_Requirement_. Rewrite the records below, changing every occurrence of "Apply Your Payment" to "Complete Your Payment" and leaving everything else unchanged.

_Data for this exercise_.
********
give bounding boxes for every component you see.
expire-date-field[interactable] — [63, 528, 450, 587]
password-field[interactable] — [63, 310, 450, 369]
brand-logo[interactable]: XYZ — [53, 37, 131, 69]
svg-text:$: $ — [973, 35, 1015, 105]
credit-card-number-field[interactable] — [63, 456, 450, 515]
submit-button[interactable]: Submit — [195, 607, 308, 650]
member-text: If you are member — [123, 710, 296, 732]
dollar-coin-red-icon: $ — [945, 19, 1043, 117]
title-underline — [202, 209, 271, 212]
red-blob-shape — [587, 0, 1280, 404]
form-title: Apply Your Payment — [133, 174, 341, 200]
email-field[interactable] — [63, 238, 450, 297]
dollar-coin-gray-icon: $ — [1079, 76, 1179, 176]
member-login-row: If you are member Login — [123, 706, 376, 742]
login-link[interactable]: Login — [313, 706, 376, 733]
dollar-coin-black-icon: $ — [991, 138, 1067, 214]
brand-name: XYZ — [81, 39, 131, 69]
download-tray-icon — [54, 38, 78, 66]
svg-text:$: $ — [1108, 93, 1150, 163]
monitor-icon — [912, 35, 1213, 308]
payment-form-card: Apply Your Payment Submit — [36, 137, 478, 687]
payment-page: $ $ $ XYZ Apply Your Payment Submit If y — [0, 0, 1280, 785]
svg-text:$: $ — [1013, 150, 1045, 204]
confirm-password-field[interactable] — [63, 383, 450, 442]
********
_Expected output_.
give bounding boxes for every component you see.
expire-date-field[interactable] — [63, 528, 450, 587]
password-field[interactable] — [63, 310, 450, 369]
brand-logo[interactable]: XYZ — [53, 37, 131, 69]
svg-text:$: $ — [973, 35, 1015, 105]
credit-card-number-field[interactable] — [63, 456, 450, 515]
submit-button[interactable]: Submit — [195, 607, 308, 650]
member-text: If you are member — [123, 710, 296, 732]
dollar-coin-red-icon: $ — [945, 19, 1043, 117]
title-underline — [202, 209, 271, 212]
red-blob-shape — [587, 0, 1280, 404]
form-title: Complete Your Payment — [133, 174, 341, 200]
email-field[interactable] — [63, 238, 450, 297]
dollar-coin-gray-icon: $ — [1079, 76, 1179, 176]
member-login-row: If you are member Login — [123, 706, 376, 742]
login-link[interactable]: Login — [313, 706, 376, 733]
dollar-coin-black-icon: $ — [991, 138, 1067, 214]
brand-name: XYZ — [81, 39, 131, 69]
download-tray-icon — [54, 38, 78, 66]
svg-text:$: $ — [1108, 93, 1150, 163]
monitor-icon — [912, 35, 1213, 308]
payment-form-card: Complete Your Payment Submit — [36, 137, 478, 687]
payment-page: $ $ $ XYZ Complete Your Payment Submit If y — [0, 0, 1280, 785]
svg-text:$: $ — [1013, 150, 1045, 204]
confirm-password-field[interactable] — [63, 383, 450, 442]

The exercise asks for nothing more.